# GIVEN TASK:
Omit every picture and return the rest of the data unaltered.

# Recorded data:

__________

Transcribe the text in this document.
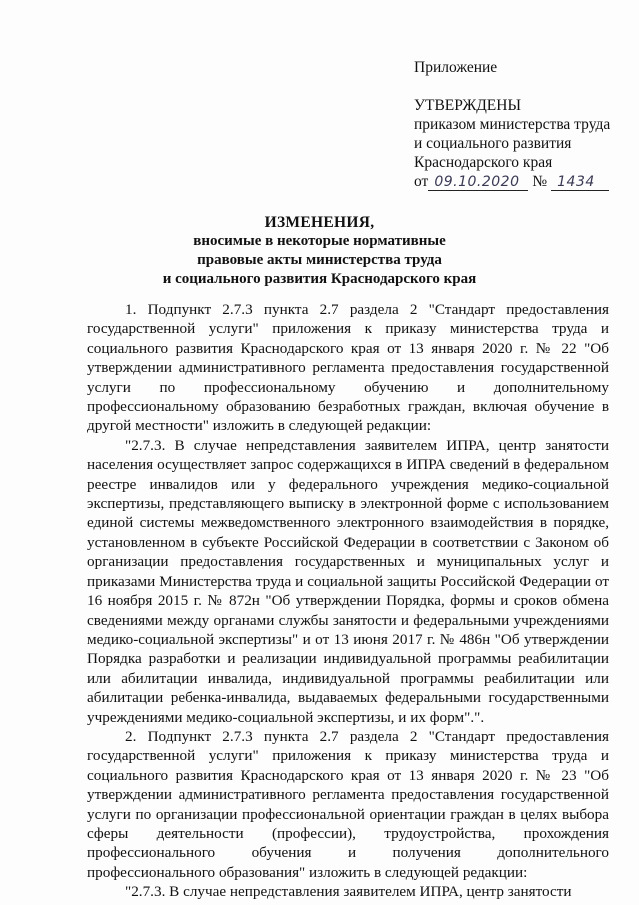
Приложение
УТВЕРЖДЕНЫ
приказом министерства труда
и социального развития
Краснодарского края
от 09.10.2020 № 1434
ИЗМЕНЕНИЯ,
вносимые в некоторые нормативные
правовые акты министерства труда
и социального развития Краснодарского края

1. Подпункт 2.7.3 пункта 2.7 раздела 2 "Стандарт предоставления государственной услуги" приложения к приказу министерства труда и социального развития Краснодарского края от 13 января 2020 г. № 22 "Об утверждении административного регламента предоставления государственной услуги по профессиональному обучению и дополнительному профессиональному образованию безработных граждан, включая обучение в другой местности" изложить в следующей редакции:

"2.7.3. В случае непредставления заявителем ИПРА, центр занятости населения осуществляет запрос содержащихся в ИПРА сведений в федеральном реестре инвалидов или у федерального учреждения медико-социальной экспертизы, представляющего выписку в электронной форме с использованием единой системы межведомственного электронного взаимодействия в порядке, установленном в субъекте Российской Федерации в соответствии с Законом об организации предоставления государственных и муниципальных услуг и приказами Министерства труда и социальной защиты Российской Федерации от 16 ноября 2015 г. № 872н "Об утверждении Порядка, формы и сроков обмена сведениями между органами службы занятости и федеральными учреждениями медико-социальной экспертизы" и от 13 июня 2017 г. № 486н "Об утверждении Порядка разработки и реализации индивидуальной программы реабилитации или абилитации инвалида, индивидуальной программы реабилитации или абилитации ребенка-инвалида, выдаваемых федеральными государственными учреждениями медико-социальной экспертизы, и их форм".".

2. Подпункт 2.7.3 пункта 2.7 раздела 2 "Стандарт предоставления государственной услуги" приложения к приказу министерства труда и социального развития Краснодарского края от 13 января 2020 г. № 23 "Об утверждении административного регламента предоставления государственной услуги по организации профессиональной ориентации граждан в целях выбора сферы деятельности (профессии), трудоустройства, прохождения профессионального обучения и получения дополнительного профессионального образования" изложить в следующей редакции:

"2.7.3. В случае непредставления заявителем ИПРА, центр занятости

__________

# ANSWER:
Transcribe the text in this document.
Приложение
УТВЕРЖДЕНЫ
приказом министерства труда
и социального развития
Краснодарского края
от 09.10.2020 № 1434
ИЗМЕНЕНИЯ,
вносимые в некоторые нормативные
правовые акты министерства труда
и социального развития Краснодарского края

1. Подпункт 2.7.3 пункта 2.7 раздела 2 "Стандарт предоставления государственной услуги" приложения к приказу министерства труда и социального развития Краснодарского края от 13 января 2020 г. № 22 "Об утверждении административного регламента предоставления государственной услуги по профессиональному обучению и дополнительному профессиональному образованию безработных граждан, включая обучение в другой местности" изложить в следующей редакции:

"2.7.3. В случае непредставления заявителем ИПРА, центр занятости населения осуществляет запрос содержащихся в ИПРА сведений в федеральном реестре инвалидов или у федерального учреждения медико-социальной экспертизы, представляющего выписку в электронной форме с использованием единой системы межведомственного электронного взаимодействия в порядке, установленном в субъекте Российской Федерации в соответствии с Законом об организации предоставления государственных и муниципальных услуг и приказами Министерства труда и социальной защиты Российской Федерации от 16 ноября 2015 г. № 872н "Об утверждении Порядка, формы и сроков обмена сведениями между органами службы занятости и федеральными учреждениями медико-социальной экспертизы" и от 13 июня 2017 г. № 486н "Об утверждении Порядка разработки и реализации индивидуальной программы реабилитации или абилитации инвалида, индивидуальной программы реабилитации или абилитации ребенка-инвалида, выдаваемых федеральными государственными учреждениями медико-социальной экспертизы, и их форм".".

2. Подпункт 2.7.3 пункта 2.7 раздела 2 "Стандарт предоставления государственной услуги" приложения к приказу министерства труда и социального развития Краснодарского края от 13 января 2020 г. № 23 "Об утверждении административного регламента предоставления государственной услуги по организации профессиональной ориентации граждан в целях выбора сферы деятельности (профессии), трудоустройства, прохождения профессионального обучения и получения дополнительного профессионального образования" изложить в следующей редакции:

"2.7.3. В случае непредставления заявителем ИПРА, центр занятости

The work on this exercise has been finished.